--- Start Extracted entries ---

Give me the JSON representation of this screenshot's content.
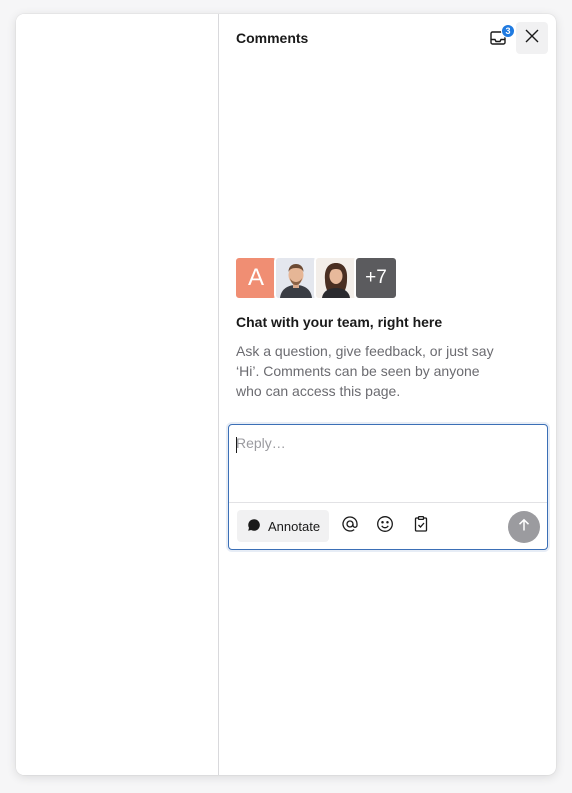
{
  "panel": {
    "title": "Comments",
    "notification_count": "3"
  },
  "participants": {
    "first_initial": "A",
    "more_count": "+7"
  },
  "empty_state": {
    "title": "Chat with your team, right here",
    "description": "Ask a question, give feedback, or just say ‘Hi’. Comments can be seen by anyone who can access this page."
  },
  "composer": {
    "placeholder": "Reply…",
    "annotate_label": "Annotate",
    "tools": [
      "at-mention-icon",
      "emoji-icon",
      "clipboard-check-icon"
    ]
  },
  "colors": {
    "accent": "#1f7ae0",
    "focus_border": "#3b6fb6",
    "avatar_letter_bg": "#f08e73",
    "avatar_more_bg": "#5b5b5e",
    "send_disabled": "#9b9b9f"
  }
}
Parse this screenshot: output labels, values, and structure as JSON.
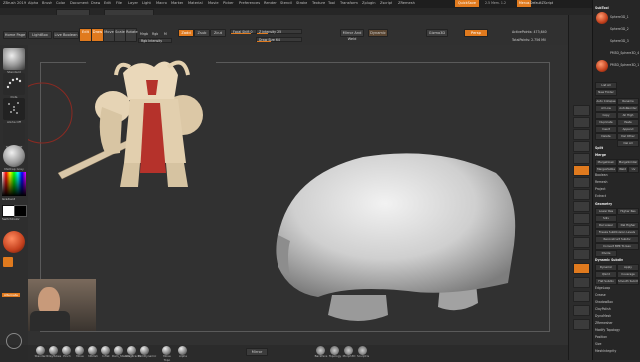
{
  "title": "ZBrush 2019",
  "menu_top": [
    "Alpha",
    "Brush",
    "Color",
    "Document",
    "Draw",
    "Edit",
    "File",
    "Layer",
    "Light",
    "Macro",
    "Marker",
    "Material",
    "Movie",
    "Picker",
    "Preferences",
    "Render",
    "Stencil",
    "Stroke",
    "Texture",
    "Tool",
    "Transform",
    "Zplugin",
    "Zscript",
    "ZRemesh"
  ],
  "quicksave": "QuickSave",
  "default_script": "DefaultZScript",
  "top_right_values": "2.5 Mem. 1.2",
  "shelf": {
    "home_page": "Home Page",
    "lightbox": "LightBox",
    "live_boolean": "Live Boolean",
    "edit": "Edit",
    "draw": "Draw",
    "move": "Move",
    "scale": "Scale",
    "rotate": "Rotate",
    "mrgb": "Mrgb",
    "rgb": "Rgb",
    "m": "M",
    "rgb_intensity": "Rgb Intensity",
    "zadd": "Zadd",
    "zsub": "Zsub",
    "zcut": "Zcut",
    "focal_shift": "Focal Shift 0",
    "draw_size": "Draw Size 64",
    "z_intensity": "Z Intensity 25",
    "dynamic": "Dynamic",
    "mirror_weld": "Mirror And Weld",
    "active_points": "ActivePoints: 473,640",
    "total_points": "TotalPoints: 2.756 Mil",
    "gizmo": "Gizmo3D",
    "persp": "Persp"
  },
  "left_tools": [
    "Standard",
    "Dots",
    "Alpha Off",
    "Texture Off",
    "MatCap Gray"
  ],
  "color_labels": [
    "Gradient",
    "SwitchColor",
    "Alternate"
  ],
  "bottom_brushes": [
    "Standard",
    "ClayTubes",
    "Pinch",
    "Move",
    "hPolish",
    "Inflat",
    "Dam_Standard",
    "Orb_Cracks",
    "TrimDynamic",
    "Move Topo",
    "Alpha"
  ],
  "bottom_mid": "Mirror",
  "bottom_right": [
    "Backface",
    "Topology",
    "Morph3D",
    "Sculptris"
  ],
  "tray": {
    "subtool_header": "SubTool",
    "subtools": [
      "Sphere3D_1",
      "Sphere3D_2",
      "Sphere3D_3",
      "PM3D_Sphere3D_4",
      "PM3D_Sphere3D_1"
    ],
    "list_all": "List All",
    "new_folder": "New Folder",
    "buttons": [
      "Auto Collapse",
      "Rename",
      "AutoReorder",
      "All Low",
      "All High",
      "Copy",
      "Paste",
      "Duplicate",
      "Append",
      "Insert",
      "Del Other",
      "Delete",
      "Del All"
    ],
    "split": "Split",
    "merge": "Merge",
    "merge_items": [
      "MergeDown",
      "MergeSimilar",
      "MergeVisible",
      "Weld",
      "Uv"
    ],
    "boolean": "Boolean",
    "remesh": "Remesh",
    "project": "Project",
    "extract": "Extract",
    "geometry": "Geometry",
    "geometry_items": [
      "Lower Res",
      "Higher Res",
      "Sdiv",
      "Del Lower",
      "Del Higher",
      "Freeze SubDivision Levels",
      "Reconstruct Subdiv",
      "Convert BPR To Geo"
    ],
    "divide": "Divide",
    "dynamic_subdiv": "Dynamic Subdiv",
    "dynamic_items": [
      "Dynamic",
      "Apply",
      "QGrid",
      "Coverage",
      "Flat Subdiv",
      "Smooth Subdiv"
    ],
    "more_items": [
      "EdgeLoop",
      "Crease",
      "ShadowBox",
      "ClayPolish",
      "DynaMesh",
      "ZRemesher",
      "Modify Topology",
      "Position",
      "Size",
      "MeshIntegrity"
    ]
  },
  "colors": {
    "accent": "#e07a1e",
    "armor": "#e8d6b8",
    "cloak": "#b5322b",
    "clay": "#d4d4d4",
    "main_color": "#ffffff",
    "secondary_color": "#000000"
  }
}
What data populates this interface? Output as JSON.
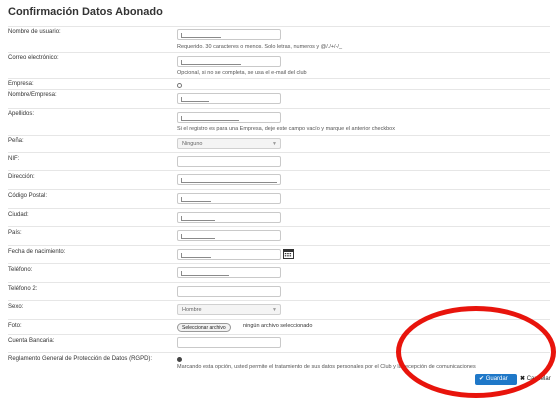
{
  "page_title": "Confirmación Datos Abonado",
  "fields": {
    "usuario": {
      "label": "Nombre de usuario:",
      "help": "Requerido. 30 caracteres o menos. Solo letras, numeros y @/./+/-/_"
    },
    "correo": {
      "label": "Correo electrónico:",
      "help": "Opcional, si no se completa, se usa el e-mail del club"
    },
    "empresa": {
      "label": "Empresa:"
    },
    "nombre": {
      "label": "Nombre/Empresa:"
    },
    "apellidos": {
      "label": "Apellidos:",
      "help": "Si el registro es para una Empresa, deje este campo vacío y marque el anterior checkbox"
    },
    "pena": {
      "label": "Peña:",
      "value": "Ninguno"
    },
    "nif": {
      "label": "NIF:"
    },
    "direccion": {
      "label": "Dirección:"
    },
    "cp": {
      "label": "Código Postal:"
    },
    "ciudad": {
      "label": "Ciudad:"
    },
    "pais": {
      "label": "País:"
    },
    "nacimiento": {
      "label": "Fecha de nacimiento:"
    },
    "telefono": {
      "label": "Teléfono:"
    },
    "telefono2": {
      "label": "Teléfono 2:"
    },
    "sexo": {
      "label": "Sexo:",
      "value": "Hombre"
    },
    "foto": {
      "label": "Foto:",
      "button": "Seleccionar archivo",
      "status": "ningún archivo seleccionado"
    },
    "cuenta": {
      "label": "Cuenta Bancaria:"
    },
    "rgpd": {
      "label": "Reglamento General de Protección de Datos (RGPD):",
      "help": "Marcando esta opción, usted permite el tratamiento de sus datos personales por el Club y la recepción de comunicaciones"
    }
  },
  "actions": {
    "save": "Guardar",
    "cancel": "Cancelar"
  },
  "colors": {
    "primary": "#1f78c8",
    "annotation": "#e8140c"
  }
}
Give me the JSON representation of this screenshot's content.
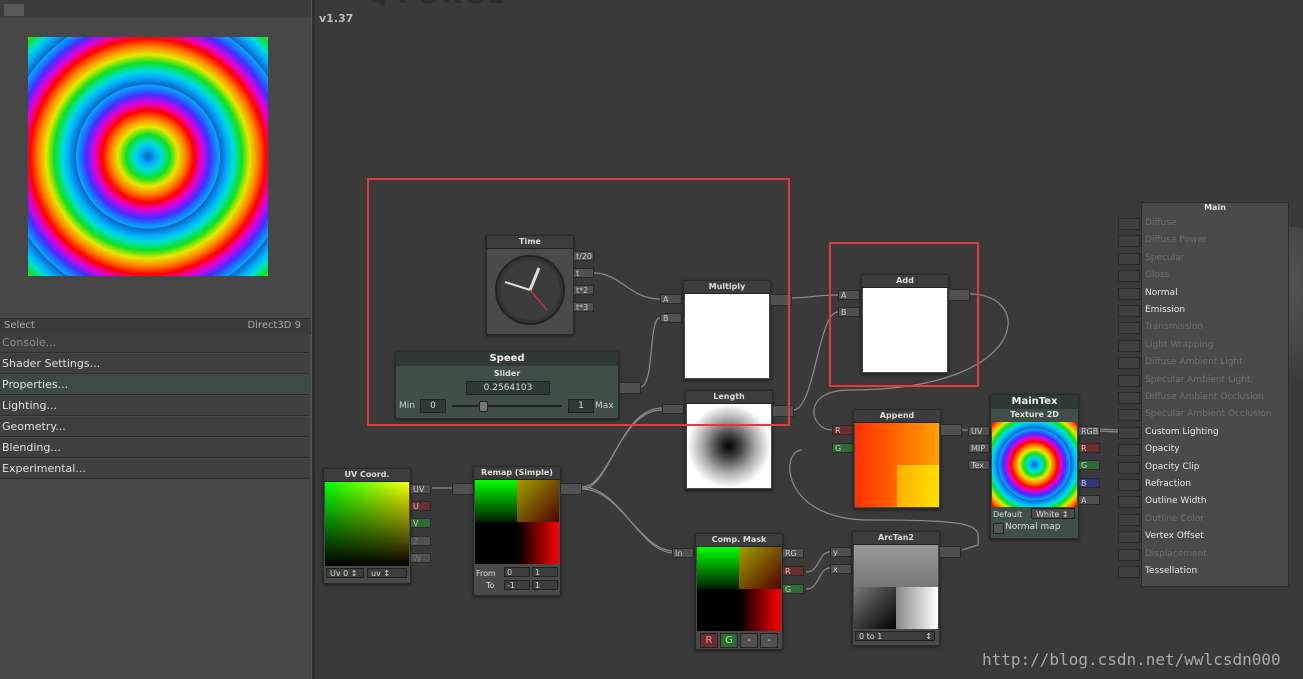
{
  "header": {
    "version": "v1.37"
  },
  "left_panel": {
    "select_label": "Select",
    "renderer_label": "Direct3D 9",
    "menu": [
      "Console...",
      "Shader Settings...",
      "Properties...",
      "Lighting...",
      "Geometry...",
      "Blending...",
      "Experimental..."
    ]
  },
  "nodes": {
    "time": {
      "title": "Time",
      "outputs": [
        "t/20",
        "t",
        "t*2",
        "t*3"
      ]
    },
    "speed": {
      "name": "Speed",
      "type": "Slider",
      "value": "0.2564103",
      "min_label": "Min",
      "min": "0",
      "max": "1",
      "max_label": "Max",
      "fill": 0.2564103
    },
    "multiply": {
      "title": "Multiply",
      "in_a": "A",
      "in_b": "B"
    },
    "add": {
      "title": "Add",
      "in_a": "A",
      "in_b": "B"
    },
    "length": {
      "title": "Length"
    },
    "append": {
      "title": "Append",
      "in_r": "R",
      "in_g": "G"
    },
    "uv_coord": {
      "title": "UV Coord.",
      "outputs": [
        "UV",
        "U",
        "V",
        "Z",
        "W"
      ],
      "uv_channel": "Uv 0",
      "mode": "uv"
    },
    "remap": {
      "title": "Remap (Simple)",
      "from_label": "From",
      "from_min": "0",
      "from_max": "1",
      "to_label": "To",
      "to_min": "-1",
      "to_max": "1"
    },
    "comp_mask": {
      "title": "Comp. Mask",
      "input": "In",
      "outputs": [
        "RG",
        "R",
        "G"
      ],
      "buttons": [
        "R",
        "G",
        "-",
        "-"
      ]
    },
    "arctan2": {
      "title": "ArcTan2",
      "inputs": [
        "y",
        "x"
      ],
      "mode": "0 to 1"
    },
    "maintex": {
      "name": "MainTex",
      "type": "Texture 2D",
      "inputs": [
        "UV",
        "MIP",
        "Tex"
      ],
      "outputs": [
        "RGB",
        "R",
        "G",
        "B",
        "A"
      ],
      "default_label": "Default",
      "default_value": "White",
      "normal_map": "Normal map"
    }
  },
  "main_node": {
    "title": "Main",
    "inputs": [
      {
        "label": "Diffuse",
        "enabled": false
      },
      {
        "label": "Diffuse Power",
        "enabled": false
      },
      {
        "label": "Specular",
        "enabled": false
      },
      {
        "label": "Gloss",
        "enabled": false
      },
      {
        "label": "Normal",
        "enabled": true
      },
      {
        "label": "Emission",
        "enabled": true
      },
      {
        "label": "Transmission",
        "enabled": false
      },
      {
        "label": "Light Wrapping",
        "enabled": false
      },
      {
        "label": "Diffuse Ambient Light",
        "enabled": false
      },
      {
        "label": "Specular Ambient Light",
        "enabled": false
      },
      {
        "label": "Diffuse Ambient Occlusion",
        "enabled": false
      },
      {
        "label": "Specular Ambient Occlusion",
        "enabled": false
      },
      {
        "label": "Custom Lighting",
        "enabled": true
      },
      {
        "label": "Opacity",
        "enabled": true
      },
      {
        "label": "Opacity Clip",
        "enabled": true
      },
      {
        "label": "Refraction",
        "enabled": true
      },
      {
        "label": "Outline Width",
        "enabled": true
      },
      {
        "label": "Outline Color",
        "enabled": false
      },
      {
        "label": "Vertex Offset",
        "enabled": true
      },
      {
        "label": "Displacement",
        "enabled": false
      },
      {
        "label": "Tessellation",
        "enabled": true
      }
    ]
  },
  "watermark": "http://blog.csdn.net/wwlcsdn000",
  "colors": {
    "highlight": "#e03c3c",
    "panel": "#474747",
    "canvas": "#3a3a3a"
  }
}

--- End Extracted entries ---

Task statement – Check each line above for the string "this", then copy the ones that have it.

Response to the task –
Give me the JSON representation of this screenshot's content.
    "description": "Ask a question, give feedback, or just say ‘Hi’. Comments can be seen by anyone who can access this page."
Parse this screenshot: output labels, values, and structure as JSON.
What data populates this interface? Output as JSON.
Give me the JSON representation of this screenshot's content.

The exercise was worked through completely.